■ GOAL: Some lines of these records may hold the word "Functional"; state how many, using only the number.

■ ■ ■

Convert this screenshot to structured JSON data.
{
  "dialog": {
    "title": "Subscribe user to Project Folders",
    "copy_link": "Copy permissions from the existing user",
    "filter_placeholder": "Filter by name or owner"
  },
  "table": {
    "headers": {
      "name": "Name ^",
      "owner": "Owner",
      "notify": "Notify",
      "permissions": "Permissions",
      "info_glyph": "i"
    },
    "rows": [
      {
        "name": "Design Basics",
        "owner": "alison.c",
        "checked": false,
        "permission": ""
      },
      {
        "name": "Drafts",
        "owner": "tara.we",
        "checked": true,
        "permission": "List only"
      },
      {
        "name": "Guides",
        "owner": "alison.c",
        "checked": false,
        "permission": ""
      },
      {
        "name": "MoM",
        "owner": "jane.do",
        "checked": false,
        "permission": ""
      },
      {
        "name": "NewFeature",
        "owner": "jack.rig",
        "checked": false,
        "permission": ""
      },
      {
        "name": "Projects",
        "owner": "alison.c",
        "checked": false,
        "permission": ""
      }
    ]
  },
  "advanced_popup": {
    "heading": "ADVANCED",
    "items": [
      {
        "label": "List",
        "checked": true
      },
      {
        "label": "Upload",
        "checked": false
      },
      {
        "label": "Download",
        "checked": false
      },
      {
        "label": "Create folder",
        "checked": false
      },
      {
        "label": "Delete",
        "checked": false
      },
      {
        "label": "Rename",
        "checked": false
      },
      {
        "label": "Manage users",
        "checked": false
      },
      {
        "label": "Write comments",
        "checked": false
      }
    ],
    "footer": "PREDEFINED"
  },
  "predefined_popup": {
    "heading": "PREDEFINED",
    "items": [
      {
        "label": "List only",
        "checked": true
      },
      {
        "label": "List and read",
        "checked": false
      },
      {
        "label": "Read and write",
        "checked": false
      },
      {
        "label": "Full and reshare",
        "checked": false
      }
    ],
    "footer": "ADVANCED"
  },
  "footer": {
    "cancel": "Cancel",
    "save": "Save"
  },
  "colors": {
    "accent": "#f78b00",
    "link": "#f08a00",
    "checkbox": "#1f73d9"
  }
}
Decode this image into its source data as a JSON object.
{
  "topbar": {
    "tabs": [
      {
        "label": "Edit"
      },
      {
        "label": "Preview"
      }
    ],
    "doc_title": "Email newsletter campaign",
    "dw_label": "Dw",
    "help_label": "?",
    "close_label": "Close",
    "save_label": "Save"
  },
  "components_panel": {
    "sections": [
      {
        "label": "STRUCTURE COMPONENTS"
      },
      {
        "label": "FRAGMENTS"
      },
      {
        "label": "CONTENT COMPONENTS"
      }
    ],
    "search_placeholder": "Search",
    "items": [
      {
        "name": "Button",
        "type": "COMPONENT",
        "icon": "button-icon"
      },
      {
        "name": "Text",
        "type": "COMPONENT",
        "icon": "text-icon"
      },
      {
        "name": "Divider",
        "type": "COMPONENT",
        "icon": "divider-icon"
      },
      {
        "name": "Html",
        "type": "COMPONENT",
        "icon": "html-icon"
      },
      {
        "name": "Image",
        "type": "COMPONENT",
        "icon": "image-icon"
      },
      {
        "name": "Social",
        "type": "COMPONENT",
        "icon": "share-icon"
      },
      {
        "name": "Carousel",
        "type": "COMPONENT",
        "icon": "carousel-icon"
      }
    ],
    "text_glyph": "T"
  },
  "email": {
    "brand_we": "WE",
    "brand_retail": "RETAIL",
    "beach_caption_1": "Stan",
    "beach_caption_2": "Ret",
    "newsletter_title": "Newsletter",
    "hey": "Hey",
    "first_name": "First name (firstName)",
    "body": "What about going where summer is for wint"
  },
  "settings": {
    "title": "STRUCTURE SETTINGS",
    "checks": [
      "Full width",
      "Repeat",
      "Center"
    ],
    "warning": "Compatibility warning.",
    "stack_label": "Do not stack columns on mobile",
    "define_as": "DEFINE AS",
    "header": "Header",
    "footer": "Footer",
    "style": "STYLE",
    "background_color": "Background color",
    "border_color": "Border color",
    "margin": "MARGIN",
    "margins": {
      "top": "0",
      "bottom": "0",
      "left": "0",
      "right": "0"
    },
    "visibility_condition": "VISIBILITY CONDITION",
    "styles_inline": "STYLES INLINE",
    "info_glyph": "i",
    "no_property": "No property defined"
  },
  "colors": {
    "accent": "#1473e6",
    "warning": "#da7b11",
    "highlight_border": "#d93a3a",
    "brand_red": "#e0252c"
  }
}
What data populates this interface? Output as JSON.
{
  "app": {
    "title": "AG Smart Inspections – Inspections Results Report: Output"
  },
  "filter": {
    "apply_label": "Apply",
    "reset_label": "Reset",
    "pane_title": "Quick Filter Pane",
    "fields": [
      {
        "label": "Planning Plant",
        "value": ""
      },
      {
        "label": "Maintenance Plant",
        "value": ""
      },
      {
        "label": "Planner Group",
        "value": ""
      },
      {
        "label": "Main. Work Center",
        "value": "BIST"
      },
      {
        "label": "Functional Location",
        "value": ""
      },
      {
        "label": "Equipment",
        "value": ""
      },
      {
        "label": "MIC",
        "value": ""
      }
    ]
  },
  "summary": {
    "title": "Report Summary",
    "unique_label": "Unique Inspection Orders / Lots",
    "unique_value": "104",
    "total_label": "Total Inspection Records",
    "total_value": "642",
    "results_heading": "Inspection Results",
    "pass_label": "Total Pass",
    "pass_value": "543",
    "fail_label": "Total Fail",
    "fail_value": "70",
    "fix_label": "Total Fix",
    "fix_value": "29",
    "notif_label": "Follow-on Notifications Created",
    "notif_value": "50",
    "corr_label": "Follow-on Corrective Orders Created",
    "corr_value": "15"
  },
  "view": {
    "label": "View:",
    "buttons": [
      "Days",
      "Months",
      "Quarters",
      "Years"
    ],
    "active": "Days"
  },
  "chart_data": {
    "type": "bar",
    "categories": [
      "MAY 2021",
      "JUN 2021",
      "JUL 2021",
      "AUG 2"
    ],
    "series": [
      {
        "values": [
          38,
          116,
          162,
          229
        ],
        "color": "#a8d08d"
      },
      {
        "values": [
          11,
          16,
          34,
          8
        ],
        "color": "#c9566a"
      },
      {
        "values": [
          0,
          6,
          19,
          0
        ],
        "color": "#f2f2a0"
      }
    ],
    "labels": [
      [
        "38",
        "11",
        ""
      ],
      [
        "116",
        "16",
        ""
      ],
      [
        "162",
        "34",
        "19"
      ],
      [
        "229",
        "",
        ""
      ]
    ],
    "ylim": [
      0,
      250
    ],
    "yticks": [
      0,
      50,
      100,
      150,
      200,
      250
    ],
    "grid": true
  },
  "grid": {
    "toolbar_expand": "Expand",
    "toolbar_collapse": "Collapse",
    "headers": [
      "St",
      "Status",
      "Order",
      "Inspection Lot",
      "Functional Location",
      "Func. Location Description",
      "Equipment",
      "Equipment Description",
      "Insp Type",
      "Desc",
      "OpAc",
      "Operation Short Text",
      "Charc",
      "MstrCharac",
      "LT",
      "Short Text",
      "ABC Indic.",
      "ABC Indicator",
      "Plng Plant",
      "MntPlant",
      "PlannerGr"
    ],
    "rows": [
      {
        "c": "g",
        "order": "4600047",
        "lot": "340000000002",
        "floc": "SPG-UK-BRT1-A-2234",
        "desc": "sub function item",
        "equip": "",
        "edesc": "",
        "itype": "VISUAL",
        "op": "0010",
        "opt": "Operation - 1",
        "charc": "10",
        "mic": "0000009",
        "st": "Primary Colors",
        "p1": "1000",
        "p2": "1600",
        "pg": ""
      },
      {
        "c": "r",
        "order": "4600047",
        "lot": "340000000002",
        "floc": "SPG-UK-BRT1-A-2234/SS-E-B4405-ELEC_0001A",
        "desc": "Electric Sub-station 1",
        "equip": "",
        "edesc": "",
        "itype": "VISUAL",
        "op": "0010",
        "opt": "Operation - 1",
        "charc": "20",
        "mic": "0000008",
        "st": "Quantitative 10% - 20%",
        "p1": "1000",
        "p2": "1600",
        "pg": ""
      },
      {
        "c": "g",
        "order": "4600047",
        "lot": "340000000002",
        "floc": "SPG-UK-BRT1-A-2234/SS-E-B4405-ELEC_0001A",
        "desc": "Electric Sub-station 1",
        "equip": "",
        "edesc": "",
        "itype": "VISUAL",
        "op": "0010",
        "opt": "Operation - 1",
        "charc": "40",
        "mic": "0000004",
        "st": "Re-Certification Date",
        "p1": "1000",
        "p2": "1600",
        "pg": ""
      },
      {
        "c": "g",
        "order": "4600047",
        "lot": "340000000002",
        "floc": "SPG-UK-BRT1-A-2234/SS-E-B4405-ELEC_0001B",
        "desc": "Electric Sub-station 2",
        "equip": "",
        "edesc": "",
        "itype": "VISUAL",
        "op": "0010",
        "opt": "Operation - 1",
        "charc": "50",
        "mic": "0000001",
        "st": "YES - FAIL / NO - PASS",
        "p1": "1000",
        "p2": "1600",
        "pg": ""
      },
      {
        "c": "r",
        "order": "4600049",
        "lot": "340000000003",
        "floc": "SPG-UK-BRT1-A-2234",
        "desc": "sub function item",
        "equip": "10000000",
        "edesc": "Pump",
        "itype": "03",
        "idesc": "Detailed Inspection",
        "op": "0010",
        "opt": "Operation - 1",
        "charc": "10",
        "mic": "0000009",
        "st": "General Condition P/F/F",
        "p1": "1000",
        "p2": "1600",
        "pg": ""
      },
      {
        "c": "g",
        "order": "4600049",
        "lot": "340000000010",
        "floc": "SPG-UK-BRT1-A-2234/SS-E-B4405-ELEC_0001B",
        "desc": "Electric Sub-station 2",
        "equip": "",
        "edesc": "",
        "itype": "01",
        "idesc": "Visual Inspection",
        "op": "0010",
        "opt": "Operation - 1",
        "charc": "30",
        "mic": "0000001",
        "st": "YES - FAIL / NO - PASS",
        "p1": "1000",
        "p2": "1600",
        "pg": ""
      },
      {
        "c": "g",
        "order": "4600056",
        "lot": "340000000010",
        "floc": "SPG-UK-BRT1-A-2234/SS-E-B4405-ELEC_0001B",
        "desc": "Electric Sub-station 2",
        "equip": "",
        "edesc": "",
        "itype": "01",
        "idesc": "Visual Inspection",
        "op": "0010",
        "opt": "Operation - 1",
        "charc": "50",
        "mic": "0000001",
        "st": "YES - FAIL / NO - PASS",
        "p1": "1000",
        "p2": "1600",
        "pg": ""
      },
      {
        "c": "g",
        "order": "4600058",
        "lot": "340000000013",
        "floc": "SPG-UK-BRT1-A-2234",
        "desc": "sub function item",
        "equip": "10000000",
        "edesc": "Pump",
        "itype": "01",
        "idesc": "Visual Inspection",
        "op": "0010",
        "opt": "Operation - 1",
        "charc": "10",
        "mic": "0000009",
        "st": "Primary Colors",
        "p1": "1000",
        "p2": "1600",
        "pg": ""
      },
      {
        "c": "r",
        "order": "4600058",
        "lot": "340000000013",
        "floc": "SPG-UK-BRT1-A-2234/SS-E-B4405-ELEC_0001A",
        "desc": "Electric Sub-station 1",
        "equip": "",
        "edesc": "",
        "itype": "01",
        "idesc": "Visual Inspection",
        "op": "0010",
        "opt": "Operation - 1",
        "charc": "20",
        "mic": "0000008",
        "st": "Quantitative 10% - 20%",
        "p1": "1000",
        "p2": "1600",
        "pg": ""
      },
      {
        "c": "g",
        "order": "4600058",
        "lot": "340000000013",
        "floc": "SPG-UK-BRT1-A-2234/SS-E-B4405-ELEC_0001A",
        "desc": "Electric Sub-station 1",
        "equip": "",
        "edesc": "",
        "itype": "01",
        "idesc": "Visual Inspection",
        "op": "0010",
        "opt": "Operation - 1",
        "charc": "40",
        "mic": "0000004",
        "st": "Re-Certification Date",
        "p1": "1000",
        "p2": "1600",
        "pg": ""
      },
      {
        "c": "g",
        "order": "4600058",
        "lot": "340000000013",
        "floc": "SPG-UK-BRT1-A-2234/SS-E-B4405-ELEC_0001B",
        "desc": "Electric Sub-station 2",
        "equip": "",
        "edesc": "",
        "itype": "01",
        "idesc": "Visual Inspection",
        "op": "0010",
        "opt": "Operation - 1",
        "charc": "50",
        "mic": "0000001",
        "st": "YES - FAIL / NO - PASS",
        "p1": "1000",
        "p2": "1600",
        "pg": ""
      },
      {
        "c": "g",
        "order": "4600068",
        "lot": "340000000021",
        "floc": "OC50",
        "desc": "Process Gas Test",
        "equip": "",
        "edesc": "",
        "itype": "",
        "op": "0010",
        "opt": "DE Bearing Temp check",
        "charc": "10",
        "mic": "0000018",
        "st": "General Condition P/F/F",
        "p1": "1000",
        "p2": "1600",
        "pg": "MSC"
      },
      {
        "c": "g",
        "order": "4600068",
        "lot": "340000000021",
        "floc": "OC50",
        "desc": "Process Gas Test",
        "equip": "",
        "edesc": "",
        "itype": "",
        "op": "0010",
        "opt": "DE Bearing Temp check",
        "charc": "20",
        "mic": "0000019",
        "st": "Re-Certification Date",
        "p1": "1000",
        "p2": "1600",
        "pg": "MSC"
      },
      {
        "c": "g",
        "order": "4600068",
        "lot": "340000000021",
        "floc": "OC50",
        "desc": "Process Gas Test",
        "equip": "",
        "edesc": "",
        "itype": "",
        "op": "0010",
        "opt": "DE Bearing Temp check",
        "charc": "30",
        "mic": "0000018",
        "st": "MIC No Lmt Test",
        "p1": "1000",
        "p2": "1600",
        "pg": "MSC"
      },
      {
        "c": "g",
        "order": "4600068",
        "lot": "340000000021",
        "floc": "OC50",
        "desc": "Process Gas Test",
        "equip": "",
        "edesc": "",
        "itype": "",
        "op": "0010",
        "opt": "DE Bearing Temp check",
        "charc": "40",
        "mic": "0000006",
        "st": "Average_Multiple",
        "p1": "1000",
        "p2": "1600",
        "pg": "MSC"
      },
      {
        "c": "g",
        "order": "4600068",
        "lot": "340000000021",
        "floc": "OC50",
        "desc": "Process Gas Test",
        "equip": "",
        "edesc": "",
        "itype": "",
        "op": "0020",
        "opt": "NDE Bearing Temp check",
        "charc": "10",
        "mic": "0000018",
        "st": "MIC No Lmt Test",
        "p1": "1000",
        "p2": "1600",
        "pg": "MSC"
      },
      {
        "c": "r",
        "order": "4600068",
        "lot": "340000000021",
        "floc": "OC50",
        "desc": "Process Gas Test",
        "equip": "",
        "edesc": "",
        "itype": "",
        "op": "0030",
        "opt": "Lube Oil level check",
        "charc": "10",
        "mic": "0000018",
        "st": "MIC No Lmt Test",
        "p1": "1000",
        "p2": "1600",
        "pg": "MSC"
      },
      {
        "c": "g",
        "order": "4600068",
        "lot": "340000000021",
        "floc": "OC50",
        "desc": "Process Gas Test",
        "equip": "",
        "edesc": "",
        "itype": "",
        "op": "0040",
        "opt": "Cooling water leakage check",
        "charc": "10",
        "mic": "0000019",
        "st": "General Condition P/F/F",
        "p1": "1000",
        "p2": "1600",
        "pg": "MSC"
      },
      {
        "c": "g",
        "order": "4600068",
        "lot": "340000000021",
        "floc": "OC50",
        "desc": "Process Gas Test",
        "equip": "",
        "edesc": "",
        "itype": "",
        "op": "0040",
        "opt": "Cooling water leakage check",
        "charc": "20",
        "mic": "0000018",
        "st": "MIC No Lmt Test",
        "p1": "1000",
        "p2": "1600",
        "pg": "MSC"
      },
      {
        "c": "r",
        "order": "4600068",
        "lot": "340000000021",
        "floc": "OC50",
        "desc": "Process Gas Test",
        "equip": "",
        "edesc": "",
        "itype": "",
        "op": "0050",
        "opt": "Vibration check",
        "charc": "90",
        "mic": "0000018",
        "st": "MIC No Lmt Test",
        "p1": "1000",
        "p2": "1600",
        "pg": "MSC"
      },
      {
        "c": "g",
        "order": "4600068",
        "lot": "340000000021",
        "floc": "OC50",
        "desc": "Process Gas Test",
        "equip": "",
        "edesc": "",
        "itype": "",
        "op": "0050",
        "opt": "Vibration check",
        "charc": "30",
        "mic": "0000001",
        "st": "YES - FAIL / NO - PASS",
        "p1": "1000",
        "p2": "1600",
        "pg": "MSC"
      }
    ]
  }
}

■ ■ ■

■ FULL ANSWER: 2